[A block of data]
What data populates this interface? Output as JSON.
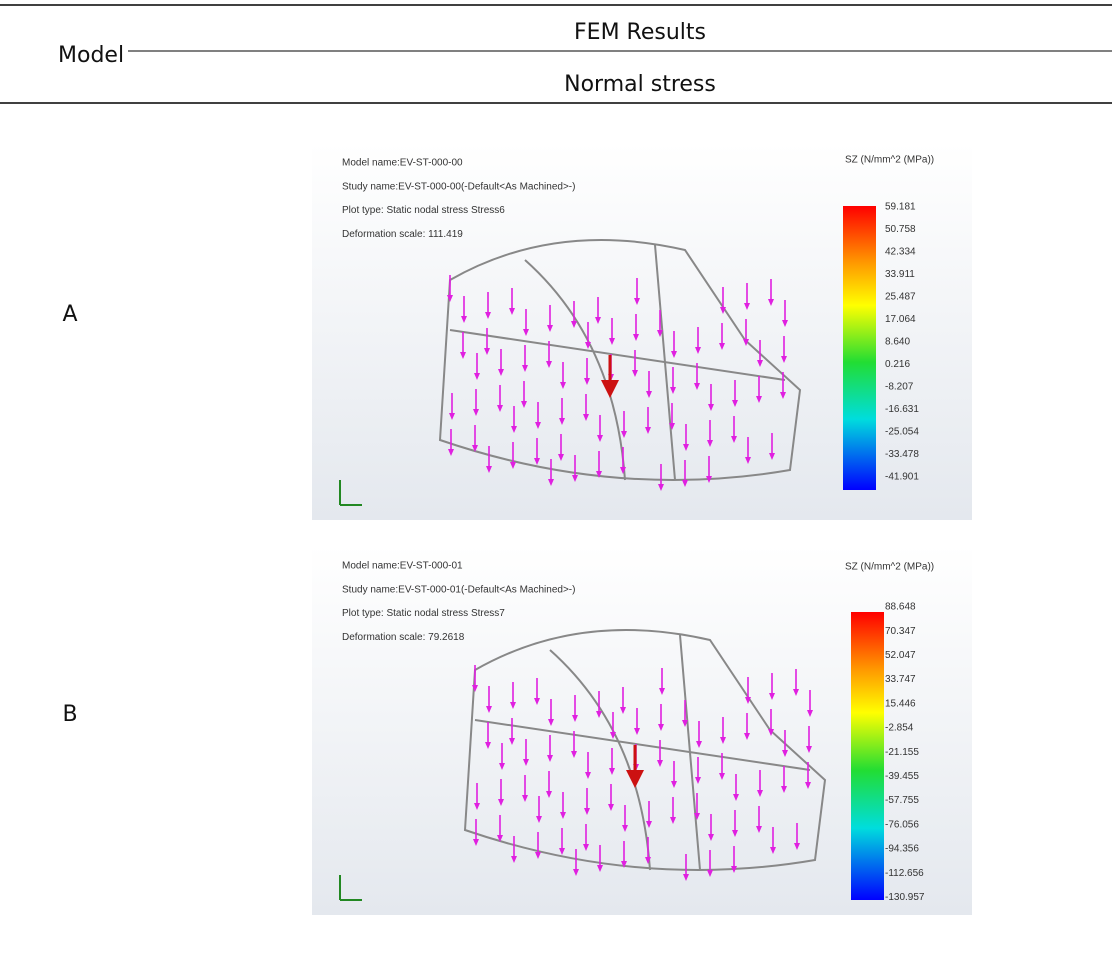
{
  "header": {
    "model": "Model",
    "fem": "FEM Results",
    "stress": "Normal stress"
  },
  "rows": [
    {
      "label": "A",
      "plot": {
        "lines": [
          "Model name:EV-ST-000-00",
          "Study name:EV-ST-000-00(-Default<As Machined>-)",
          "Plot type: Static nodal stress Stress6",
          "Deformation scale: 111.419"
        ],
        "legend_title": "SZ (N/mm^2 (MPa))",
        "legend_values": [
          "59.181",
          "50.758",
          "42.334",
          "33.911",
          "25.487",
          "17.064",
          "8.640",
          "0.216",
          "-8.207",
          "-16.631",
          "-25.054",
          "-33.478",
          "-41.901"
        ]
      }
    },
    {
      "label": "B",
      "plot": {
        "lines": [
          "Model name:EV-ST-000-01",
          "Study name:EV-ST-000-01(-Default<As Machined>-)",
          "Plot type: Static nodal stress Stress7",
          "Deformation scale: 79.2618"
        ],
        "legend_title": "SZ (N/mm^2 (MPa))",
        "legend_values": [
          "88.648",
          "70.347",
          "52.047",
          "33.747",
          "15.446",
          "-2.854",
          "-21.155",
          "-39.455",
          "-57.755",
          "-76.056",
          "-94.356",
          "-112.656",
          "-130.957"
        ]
      }
    }
  ]
}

GIVEN INSTRUCTION> Reproduce every line from the entries that holds the word "name".

RIGHT ANSWER>
          "Model name:EV-ST-000-00",
          "Study name:EV-ST-000-00(-Default<As Machined>-)",
          "Model name:EV-ST-000-01",
          "Study name:EV-ST-000-01(-Default<As Machined>-)",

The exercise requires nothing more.